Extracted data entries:
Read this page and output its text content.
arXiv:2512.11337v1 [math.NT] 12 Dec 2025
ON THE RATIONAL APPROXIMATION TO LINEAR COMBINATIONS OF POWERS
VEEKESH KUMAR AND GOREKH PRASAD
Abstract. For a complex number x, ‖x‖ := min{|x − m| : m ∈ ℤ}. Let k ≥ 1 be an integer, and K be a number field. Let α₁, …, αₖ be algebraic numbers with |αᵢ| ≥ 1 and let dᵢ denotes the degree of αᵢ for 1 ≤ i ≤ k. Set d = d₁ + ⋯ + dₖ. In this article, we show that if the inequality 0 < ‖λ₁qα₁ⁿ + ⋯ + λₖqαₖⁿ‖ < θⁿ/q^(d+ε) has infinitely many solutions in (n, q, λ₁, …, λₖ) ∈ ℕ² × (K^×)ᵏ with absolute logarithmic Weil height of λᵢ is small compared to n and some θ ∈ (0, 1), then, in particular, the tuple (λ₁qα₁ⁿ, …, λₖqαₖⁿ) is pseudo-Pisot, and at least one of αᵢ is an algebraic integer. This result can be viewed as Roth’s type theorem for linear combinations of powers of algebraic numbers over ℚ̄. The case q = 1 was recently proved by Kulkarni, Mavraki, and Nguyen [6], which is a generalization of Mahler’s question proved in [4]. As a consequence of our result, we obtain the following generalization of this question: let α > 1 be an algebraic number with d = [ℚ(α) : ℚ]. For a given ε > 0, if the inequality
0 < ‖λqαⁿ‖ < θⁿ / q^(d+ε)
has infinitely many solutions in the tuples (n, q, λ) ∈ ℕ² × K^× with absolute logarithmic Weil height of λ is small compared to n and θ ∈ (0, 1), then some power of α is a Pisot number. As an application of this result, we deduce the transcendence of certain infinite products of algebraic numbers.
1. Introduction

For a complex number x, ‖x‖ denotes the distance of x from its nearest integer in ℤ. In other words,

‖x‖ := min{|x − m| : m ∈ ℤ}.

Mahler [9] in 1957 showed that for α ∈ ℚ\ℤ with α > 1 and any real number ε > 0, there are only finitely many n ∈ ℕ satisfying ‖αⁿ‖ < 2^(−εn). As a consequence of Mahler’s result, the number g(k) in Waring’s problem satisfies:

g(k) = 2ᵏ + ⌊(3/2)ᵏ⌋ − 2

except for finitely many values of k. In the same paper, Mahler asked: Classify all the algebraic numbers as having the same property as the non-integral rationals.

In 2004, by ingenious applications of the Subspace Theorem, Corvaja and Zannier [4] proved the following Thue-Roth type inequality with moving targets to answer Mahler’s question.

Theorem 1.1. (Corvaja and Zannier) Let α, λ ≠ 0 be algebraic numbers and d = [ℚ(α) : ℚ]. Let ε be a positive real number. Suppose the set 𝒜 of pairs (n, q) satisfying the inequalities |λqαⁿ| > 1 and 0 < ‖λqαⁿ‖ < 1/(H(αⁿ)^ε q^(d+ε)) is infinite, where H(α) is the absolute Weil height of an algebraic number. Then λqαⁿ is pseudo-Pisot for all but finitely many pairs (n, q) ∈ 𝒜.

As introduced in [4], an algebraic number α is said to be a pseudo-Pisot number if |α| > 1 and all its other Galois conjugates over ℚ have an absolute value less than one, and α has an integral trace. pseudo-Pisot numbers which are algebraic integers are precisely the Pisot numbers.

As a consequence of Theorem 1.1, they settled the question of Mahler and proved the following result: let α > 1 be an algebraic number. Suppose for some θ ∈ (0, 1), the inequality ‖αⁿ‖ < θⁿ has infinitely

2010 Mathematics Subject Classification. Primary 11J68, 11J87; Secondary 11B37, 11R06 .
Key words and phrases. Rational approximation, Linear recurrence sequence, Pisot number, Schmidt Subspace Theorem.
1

## WRITTEN EXERCISE
Your task is to repeat every entry exactly.

## FULL OUTPUT
Read this page and output its text content.
arXiv:2512.11337v1 [math.NT] 12 Dec 2025
ON THE RATIONAL APPROXIMATION TO LINEAR COMBINATIONS OF POWERS
VEEKESH KUMAR AND GOREKH PRASAD
Abstract. For a complex number x, ‖x‖ := min{|x − m| : m ∈ ℤ}. Let k ≥ 1 be an integer, and K be a number field. Let α₁, …, αₖ be algebraic numbers with |αᵢ| ≥ 1 and let dᵢ denotes the degree of αᵢ for 1 ≤ i ≤ k. Set d = d₁ + ⋯ + dₖ. In this article, we show that if the inequality 0 < ‖λ₁qα₁ⁿ + ⋯ + λₖqαₖⁿ‖ < θⁿ/q^(d+ε) has infinitely many solutions in (n, q, λ₁, …, λₖ) ∈ ℕ² × (K^×)ᵏ with absolute logarithmic Weil height of λᵢ is small compared to n and some θ ∈ (0, 1), then, in particular, the tuple (λ₁qα₁ⁿ, …, λₖqαₖⁿ) is pseudo-Pisot, and at least one of αᵢ is an algebraic integer. This result can be viewed as Roth’s type theorem for linear combinations of powers of algebraic numbers over ℚ̄. The case q = 1 was recently proved by Kulkarni, Mavraki, and Nguyen [6], which is a generalization of Mahler’s question proved in [4]. As a consequence of our result, we obtain the following generalization of this question: let α > 1 be an algebraic number with d = [ℚ(α) : ℚ]. For a given ε > 0, if the inequality
0 < ‖λqαⁿ‖ < θⁿ / q^(d+ε)
has infinitely many solutions in the tuples (n, q, λ) ∈ ℕ² × K^× with absolute logarithmic Weil height of λ is small compared to n and θ ∈ (0, 1), then some power of α is a Pisot number. As an application of this result, we deduce the transcendence of certain infinite products of algebraic numbers.
1. Introduction

For a complex number x, ‖x‖ denotes the distance of x from its nearest integer in ℤ. In other words,

‖x‖ := min{|x − m| : m ∈ ℤ}.

Mahler [9] in 1957 showed that for α ∈ ℚ\ℤ with α > 1 and any real number ε > 0, there are only finitely many n ∈ ℕ satisfying ‖αⁿ‖ < 2^(−εn). As a consequence of Mahler’s result, the number g(k) in Waring’s problem satisfies:

g(k) = 2ᵏ + ⌊(3/2)ᵏ⌋ − 2

except for finitely many values of k. In the same paper, Mahler asked: Classify all the algebraic numbers as having the same property as the non-integral rationals.

In 2004, by ingenious applications of the Subspace Theorem, Corvaja and Zannier [4] proved the following Thue-Roth type inequality with moving targets to answer Mahler’s question.

Theorem 1.1. (Corvaja and Zannier) Let α, λ ≠ 0 be algebraic numbers and d = [ℚ(α) : ℚ]. Let ε be a positive real number. Suppose the set 𝒜 of pairs (n, q) satisfying the inequalities |λqαⁿ| > 1 and 0 < ‖λqαⁿ‖ < 1/(H(αⁿ)^ε q^(d+ε)) is infinite, where H(α) is the absolute Weil height of an algebraic number. Then λqαⁿ is pseudo-Pisot for all but finitely many pairs (n, q) ∈ 𝒜.

As introduced in [4], an algebraic number α is said to be a pseudo-Pisot number if |α| > 1 and all its other Galois conjugates over ℚ have an absolute value less than one, and α has an integral trace. pseudo-Pisot numbers which are algebraic integers are precisely the Pisot numbers.

As a consequence of Theorem 1.1, they settled the question of Mahler and proved the following result: let α > 1 be an algebraic number. Suppose for some θ ∈ (0, 1), the inequality ‖αⁿ‖ < θⁿ has infinitely

2010 Mathematics Subject Classification. Primary 11J68, 11J87; Secondary 11B37, 11R06 .
Key words and phrases. Rational approximation, Linear recurrence sequence, Pisot number, Schmidt Subspace Theorem.
1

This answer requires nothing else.